TASK TO CARRY OUT
Copy each line below in which the string "ylabel" occurs.
******
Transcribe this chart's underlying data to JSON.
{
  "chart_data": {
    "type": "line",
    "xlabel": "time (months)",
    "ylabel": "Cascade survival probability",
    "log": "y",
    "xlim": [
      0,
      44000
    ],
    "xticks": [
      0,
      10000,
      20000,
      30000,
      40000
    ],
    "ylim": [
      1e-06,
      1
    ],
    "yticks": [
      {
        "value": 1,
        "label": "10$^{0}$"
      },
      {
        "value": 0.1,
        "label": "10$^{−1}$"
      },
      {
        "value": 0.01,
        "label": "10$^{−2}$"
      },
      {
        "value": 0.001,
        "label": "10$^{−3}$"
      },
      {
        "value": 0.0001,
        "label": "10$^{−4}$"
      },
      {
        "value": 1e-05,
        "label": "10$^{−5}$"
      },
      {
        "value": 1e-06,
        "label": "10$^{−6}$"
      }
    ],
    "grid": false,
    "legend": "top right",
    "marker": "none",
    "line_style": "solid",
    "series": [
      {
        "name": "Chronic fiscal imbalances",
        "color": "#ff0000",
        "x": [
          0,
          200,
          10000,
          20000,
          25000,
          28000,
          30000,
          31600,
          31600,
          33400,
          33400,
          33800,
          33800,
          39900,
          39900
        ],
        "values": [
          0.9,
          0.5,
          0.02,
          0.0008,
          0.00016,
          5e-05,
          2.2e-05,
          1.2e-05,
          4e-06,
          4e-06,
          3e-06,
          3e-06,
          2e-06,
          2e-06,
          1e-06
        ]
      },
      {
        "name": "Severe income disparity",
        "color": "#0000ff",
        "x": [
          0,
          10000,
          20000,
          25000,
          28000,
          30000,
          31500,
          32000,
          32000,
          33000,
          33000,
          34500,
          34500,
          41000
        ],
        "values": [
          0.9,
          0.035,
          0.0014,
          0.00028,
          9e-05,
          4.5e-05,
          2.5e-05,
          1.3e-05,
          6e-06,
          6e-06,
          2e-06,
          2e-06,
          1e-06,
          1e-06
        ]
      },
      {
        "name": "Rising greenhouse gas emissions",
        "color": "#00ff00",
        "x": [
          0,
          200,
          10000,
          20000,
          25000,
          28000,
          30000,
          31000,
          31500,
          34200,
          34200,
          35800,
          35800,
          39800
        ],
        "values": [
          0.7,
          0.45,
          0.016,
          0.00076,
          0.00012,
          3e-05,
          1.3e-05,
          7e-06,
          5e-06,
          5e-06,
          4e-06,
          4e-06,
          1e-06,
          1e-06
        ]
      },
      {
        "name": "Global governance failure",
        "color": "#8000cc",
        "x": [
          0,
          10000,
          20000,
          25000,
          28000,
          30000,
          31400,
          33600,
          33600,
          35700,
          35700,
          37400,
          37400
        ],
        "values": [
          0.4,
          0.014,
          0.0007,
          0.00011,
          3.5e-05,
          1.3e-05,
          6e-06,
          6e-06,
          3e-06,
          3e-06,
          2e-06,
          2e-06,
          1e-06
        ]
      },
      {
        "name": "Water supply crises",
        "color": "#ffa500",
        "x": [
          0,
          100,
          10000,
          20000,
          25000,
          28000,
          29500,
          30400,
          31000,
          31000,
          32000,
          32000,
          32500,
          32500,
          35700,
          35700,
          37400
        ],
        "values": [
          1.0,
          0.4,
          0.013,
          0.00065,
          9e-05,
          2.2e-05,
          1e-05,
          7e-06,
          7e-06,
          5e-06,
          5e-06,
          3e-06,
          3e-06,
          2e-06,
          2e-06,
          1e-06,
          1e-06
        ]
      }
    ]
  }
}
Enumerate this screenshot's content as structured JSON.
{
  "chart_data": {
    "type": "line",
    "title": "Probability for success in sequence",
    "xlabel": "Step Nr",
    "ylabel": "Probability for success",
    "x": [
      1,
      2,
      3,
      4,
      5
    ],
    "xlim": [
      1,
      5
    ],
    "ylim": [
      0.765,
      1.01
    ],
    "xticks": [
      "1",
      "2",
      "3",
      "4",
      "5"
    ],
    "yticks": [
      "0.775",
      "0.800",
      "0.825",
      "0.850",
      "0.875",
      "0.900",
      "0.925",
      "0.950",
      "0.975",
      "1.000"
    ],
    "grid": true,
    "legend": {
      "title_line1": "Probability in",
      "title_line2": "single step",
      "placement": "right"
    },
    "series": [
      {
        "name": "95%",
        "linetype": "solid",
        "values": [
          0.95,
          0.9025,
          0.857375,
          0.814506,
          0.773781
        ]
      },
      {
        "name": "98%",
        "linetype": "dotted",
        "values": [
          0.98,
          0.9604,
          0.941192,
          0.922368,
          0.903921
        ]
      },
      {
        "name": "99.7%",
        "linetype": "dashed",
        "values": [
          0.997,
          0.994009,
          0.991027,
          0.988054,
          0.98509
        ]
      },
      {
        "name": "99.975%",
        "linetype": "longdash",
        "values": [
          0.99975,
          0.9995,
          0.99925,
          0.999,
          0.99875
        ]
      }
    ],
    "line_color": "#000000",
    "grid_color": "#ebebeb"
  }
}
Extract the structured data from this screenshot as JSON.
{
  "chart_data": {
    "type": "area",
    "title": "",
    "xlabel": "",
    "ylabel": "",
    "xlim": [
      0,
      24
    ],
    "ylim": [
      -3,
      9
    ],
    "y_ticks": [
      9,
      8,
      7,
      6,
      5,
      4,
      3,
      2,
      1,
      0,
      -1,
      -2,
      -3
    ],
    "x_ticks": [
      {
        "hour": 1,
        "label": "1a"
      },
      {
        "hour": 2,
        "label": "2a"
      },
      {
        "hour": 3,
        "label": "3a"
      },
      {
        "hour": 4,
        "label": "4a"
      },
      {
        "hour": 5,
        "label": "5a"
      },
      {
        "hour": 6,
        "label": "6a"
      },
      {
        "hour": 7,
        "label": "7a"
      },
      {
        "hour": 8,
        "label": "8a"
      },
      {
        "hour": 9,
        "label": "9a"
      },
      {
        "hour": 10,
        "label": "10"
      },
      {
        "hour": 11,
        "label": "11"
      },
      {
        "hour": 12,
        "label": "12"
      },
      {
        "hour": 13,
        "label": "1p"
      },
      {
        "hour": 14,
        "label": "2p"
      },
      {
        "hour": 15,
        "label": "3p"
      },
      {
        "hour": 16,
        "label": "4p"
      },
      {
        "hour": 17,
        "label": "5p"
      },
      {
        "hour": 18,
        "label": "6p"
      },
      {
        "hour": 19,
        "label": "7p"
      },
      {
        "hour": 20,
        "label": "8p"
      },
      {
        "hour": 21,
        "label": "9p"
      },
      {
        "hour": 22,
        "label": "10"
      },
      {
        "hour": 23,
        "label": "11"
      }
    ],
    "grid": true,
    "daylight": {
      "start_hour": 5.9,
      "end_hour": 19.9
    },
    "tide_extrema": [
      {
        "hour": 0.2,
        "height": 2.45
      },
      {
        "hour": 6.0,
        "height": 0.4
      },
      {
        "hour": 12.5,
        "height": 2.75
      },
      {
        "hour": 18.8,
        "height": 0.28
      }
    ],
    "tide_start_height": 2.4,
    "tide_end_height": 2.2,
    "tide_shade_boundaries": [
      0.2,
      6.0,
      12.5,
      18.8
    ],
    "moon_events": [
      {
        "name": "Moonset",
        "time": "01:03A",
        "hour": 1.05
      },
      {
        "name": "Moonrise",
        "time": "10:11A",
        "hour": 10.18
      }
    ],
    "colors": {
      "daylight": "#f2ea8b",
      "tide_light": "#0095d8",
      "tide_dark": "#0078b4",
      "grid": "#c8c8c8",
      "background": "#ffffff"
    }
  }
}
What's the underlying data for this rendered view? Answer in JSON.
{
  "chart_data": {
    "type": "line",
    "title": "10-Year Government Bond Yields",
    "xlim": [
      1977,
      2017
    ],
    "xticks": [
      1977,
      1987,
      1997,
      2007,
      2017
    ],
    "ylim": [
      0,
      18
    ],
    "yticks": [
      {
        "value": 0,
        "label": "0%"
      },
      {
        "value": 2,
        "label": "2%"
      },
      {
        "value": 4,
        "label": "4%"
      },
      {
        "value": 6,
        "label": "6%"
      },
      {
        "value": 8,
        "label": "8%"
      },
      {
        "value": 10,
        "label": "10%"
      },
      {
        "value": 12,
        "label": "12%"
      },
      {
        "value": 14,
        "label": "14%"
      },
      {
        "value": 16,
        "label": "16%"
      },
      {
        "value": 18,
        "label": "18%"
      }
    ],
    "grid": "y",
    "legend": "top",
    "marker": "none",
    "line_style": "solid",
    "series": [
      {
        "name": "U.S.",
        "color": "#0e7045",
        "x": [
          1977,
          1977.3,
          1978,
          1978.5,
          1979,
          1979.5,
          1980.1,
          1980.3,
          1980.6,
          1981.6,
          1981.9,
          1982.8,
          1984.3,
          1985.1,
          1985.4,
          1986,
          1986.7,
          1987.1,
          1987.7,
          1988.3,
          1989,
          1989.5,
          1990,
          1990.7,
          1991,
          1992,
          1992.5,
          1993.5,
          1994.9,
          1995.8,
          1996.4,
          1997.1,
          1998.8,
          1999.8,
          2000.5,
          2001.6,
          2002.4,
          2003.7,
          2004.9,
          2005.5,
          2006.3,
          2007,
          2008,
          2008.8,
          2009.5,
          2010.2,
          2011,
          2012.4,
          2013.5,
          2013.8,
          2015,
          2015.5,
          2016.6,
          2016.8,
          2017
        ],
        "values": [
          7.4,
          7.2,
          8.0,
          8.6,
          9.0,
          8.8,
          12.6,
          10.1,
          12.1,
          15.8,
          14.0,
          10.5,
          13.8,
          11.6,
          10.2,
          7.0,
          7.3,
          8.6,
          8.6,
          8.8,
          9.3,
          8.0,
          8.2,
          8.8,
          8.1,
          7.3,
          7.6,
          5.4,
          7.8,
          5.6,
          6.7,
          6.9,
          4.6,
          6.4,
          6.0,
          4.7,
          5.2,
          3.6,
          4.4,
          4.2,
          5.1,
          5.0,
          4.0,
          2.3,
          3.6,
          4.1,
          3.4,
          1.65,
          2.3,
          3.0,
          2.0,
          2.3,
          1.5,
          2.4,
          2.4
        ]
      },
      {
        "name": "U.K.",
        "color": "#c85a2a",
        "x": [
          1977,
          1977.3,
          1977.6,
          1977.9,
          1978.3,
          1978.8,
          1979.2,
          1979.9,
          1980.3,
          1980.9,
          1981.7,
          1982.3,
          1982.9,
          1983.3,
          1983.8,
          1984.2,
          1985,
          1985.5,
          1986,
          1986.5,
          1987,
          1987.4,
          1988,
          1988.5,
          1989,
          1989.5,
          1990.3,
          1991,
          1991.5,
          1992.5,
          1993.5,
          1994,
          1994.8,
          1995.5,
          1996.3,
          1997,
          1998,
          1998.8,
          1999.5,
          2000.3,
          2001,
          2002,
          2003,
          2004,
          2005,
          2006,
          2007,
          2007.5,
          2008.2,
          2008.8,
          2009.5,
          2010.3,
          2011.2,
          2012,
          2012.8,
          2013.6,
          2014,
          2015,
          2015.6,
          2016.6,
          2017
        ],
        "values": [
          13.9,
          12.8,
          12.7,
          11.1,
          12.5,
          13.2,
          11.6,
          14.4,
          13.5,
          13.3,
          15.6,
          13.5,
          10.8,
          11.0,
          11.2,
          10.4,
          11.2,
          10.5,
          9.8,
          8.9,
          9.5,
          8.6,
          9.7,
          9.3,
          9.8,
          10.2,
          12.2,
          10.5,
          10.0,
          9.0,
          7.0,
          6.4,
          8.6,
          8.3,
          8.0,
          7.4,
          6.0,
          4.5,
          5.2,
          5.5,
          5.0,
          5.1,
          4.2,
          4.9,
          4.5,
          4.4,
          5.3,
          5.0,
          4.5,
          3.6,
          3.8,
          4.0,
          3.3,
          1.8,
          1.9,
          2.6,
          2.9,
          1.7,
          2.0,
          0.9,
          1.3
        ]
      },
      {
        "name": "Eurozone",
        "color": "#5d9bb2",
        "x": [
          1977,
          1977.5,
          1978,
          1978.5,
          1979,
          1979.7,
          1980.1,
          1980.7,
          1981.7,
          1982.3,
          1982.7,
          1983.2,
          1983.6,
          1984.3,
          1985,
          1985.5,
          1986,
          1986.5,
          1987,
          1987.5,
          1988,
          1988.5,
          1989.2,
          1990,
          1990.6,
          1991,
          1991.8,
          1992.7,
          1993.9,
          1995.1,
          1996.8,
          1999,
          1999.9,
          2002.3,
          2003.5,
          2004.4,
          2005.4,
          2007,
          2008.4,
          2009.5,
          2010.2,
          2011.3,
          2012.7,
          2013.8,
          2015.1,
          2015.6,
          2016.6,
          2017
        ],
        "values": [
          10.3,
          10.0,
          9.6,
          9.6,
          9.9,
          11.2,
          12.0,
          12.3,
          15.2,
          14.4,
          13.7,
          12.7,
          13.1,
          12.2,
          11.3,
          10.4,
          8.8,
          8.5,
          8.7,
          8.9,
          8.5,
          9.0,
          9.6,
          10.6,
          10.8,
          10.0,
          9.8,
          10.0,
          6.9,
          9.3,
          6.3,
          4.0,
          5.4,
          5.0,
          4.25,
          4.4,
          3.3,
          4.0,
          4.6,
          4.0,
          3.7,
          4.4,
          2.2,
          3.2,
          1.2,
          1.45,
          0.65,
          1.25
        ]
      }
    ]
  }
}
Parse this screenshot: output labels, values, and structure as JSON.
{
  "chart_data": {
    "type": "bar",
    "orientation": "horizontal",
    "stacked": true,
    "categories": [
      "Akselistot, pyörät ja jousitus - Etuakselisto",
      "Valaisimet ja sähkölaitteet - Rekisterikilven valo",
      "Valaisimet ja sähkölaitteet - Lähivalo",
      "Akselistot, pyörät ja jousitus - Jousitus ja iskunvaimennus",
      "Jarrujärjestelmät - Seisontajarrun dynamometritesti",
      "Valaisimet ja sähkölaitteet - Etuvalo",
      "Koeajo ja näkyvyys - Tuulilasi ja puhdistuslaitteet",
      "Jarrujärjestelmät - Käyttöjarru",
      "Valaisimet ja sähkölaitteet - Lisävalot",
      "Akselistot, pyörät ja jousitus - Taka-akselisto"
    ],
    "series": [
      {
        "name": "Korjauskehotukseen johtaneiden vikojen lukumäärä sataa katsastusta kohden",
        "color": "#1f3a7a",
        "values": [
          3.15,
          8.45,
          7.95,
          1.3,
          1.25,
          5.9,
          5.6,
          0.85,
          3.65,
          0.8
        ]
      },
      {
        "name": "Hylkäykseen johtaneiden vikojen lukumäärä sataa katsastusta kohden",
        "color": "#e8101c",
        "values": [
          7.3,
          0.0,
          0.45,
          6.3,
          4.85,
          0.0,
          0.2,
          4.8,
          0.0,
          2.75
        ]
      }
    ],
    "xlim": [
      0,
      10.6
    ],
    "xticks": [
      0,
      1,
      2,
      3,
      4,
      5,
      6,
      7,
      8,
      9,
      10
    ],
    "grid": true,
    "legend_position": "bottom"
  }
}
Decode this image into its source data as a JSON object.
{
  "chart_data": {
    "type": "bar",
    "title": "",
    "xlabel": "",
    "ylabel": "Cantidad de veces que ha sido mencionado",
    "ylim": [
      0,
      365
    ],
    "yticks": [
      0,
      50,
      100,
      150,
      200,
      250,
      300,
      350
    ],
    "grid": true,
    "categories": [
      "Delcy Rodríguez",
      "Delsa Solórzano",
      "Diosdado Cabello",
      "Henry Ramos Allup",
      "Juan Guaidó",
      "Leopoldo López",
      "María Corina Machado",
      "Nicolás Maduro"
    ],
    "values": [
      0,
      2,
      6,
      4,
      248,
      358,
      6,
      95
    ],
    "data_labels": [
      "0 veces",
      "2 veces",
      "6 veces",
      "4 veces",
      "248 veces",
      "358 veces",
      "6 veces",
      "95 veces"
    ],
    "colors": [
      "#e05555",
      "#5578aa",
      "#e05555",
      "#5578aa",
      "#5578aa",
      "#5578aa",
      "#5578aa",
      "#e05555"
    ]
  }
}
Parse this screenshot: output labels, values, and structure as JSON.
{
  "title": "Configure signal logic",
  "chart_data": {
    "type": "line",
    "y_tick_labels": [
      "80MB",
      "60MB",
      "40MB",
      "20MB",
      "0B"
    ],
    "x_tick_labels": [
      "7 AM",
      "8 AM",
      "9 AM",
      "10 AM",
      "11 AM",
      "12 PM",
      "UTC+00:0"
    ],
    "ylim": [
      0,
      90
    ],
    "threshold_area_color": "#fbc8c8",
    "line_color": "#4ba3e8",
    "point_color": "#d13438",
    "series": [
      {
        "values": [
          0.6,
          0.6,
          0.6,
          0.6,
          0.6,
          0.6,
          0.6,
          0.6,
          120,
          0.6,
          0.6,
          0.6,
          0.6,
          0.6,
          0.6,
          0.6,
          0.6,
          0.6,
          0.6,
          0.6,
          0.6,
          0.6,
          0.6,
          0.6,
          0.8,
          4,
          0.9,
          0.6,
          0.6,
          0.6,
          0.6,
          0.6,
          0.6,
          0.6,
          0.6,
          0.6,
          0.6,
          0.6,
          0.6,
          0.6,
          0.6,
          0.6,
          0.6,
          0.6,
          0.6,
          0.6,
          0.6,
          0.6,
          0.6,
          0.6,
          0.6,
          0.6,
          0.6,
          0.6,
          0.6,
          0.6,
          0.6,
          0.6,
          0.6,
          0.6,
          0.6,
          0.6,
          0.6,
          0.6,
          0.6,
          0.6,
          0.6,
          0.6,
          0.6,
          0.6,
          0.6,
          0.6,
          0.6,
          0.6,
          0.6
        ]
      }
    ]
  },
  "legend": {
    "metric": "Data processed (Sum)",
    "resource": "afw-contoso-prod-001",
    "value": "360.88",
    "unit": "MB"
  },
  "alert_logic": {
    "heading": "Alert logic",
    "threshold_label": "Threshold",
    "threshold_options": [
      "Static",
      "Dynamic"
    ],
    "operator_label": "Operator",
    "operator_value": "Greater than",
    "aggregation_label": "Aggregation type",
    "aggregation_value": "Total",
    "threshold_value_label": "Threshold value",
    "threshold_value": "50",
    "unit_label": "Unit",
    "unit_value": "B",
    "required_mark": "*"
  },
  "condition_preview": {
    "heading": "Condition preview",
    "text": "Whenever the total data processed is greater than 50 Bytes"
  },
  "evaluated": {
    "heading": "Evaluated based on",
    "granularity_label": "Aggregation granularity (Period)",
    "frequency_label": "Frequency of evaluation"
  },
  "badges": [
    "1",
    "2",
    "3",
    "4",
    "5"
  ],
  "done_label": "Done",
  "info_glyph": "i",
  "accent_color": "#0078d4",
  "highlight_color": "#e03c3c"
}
******
FULL ANSWER
    "ylabel": "Cascade survival probability",
    "ylabel": "Probability for success",
    "ylabel": "",
    "ylabel": "Cantidad de veces que ha sido mencionado",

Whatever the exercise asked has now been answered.